*Written instruction*.
Copy nothing but the text: repeat each entry exactly and drop the images.

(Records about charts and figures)
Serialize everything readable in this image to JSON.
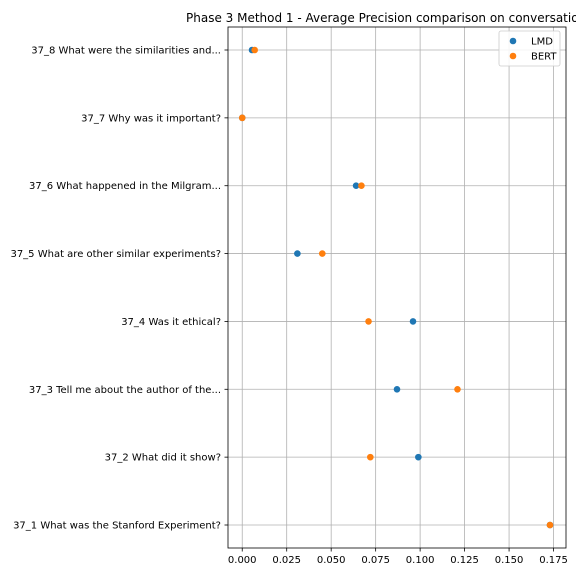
{
  "chart_data": {
    "type": "scatter",
    "title": "Phase 3 Method 1 - Average Precision comparison on conversatio",
    "xlabel": "",
    "ylabel": "",
    "xlim": [
      -0.008,
      0.182
    ],
    "xticks": [
      0.0,
      0.025,
      0.05,
      0.075,
      0.1,
      0.125,
      0.15,
      0.175
    ],
    "xtick_labels": [
      "0.000",
      "0.025",
      "0.050",
      "0.075",
      "0.100",
      "0.125",
      "0.150",
      "0.175"
    ],
    "categories": [
      "37_8 What were the similarities and...",
      "37_7 Why was it important?",
      "37_6 What happened in the Milgram...",
      "37_5 What are other similar experiments?",
      "37_4 Was it ethical?",
      "37_3 Tell me about the author of the...",
      "37_2 What did it show?",
      "37_1 What was the Stanford Experiment?"
    ],
    "series": [
      {
        "name": "LMD",
        "color": "#1f77b4",
        "values": [
          0.0055,
          0.0,
          0.064,
          0.031,
          0.096,
          0.087,
          0.099,
          0.173
        ]
      },
      {
        "name": "BERT",
        "color": "#ff7f0e",
        "values": [
          0.007,
          0.0,
          0.067,
          0.045,
          0.071,
          0.121,
          0.072,
          0.173
        ]
      }
    ],
    "grid": true,
    "legend_position": "top-right"
  }
}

*Response for this exercise*.
Serialize everything readable in this image to JSON.
{
  "chart_data": {
    "type": "scatter",
    "title": "Phase 3 Method 1 - Average Precision comparison on conversatio",
    "xlabel": "",
    "ylabel": "",
    "xlim": [
      -0.008,
      0.182
    ],
    "xticks": [
      0.0,
      0.025,
      0.05,
      0.075,
      0.1,
      0.125,
      0.15,
      0.175
    ],
    "xtick_labels": [
      "0.000",
      "0.025",
      "0.050",
      "0.075",
      "0.100",
      "0.125",
      "0.150",
      "0.175"
    ],
    "categories": [
      "37_8 What were the similarities and...",
      "37_7 Why was it important?",
      "37_6 What happened in the Milgram...",
      "37_5 What are other similar experiments?",
      "37_4 Was it ethical?",
      "37_3 Tell me about the author of the...",
      "37_2 What did it show?",
      "37_1 What was the Stanford Experiment?"
    ],
    "series": [
      {
        "name": "LMD",
        "color": "#1f77b4",
        "values": [
          0.0055,
          0.0,
          0.064,
          0.031,
          0.096,
          0.087,
          0.099,
          0.173
        ]
      },
      {
        "name": "BERT",
        "color": "#ff7f0e",
        "values": [
          0.007,
          0.0,
          0.067,
          0.045,
          0.071,
          0.121,
          0.072,
          0.173
        ]
      }
    ],
    "grid": true,
    "legend_position": "top-right"
  }
}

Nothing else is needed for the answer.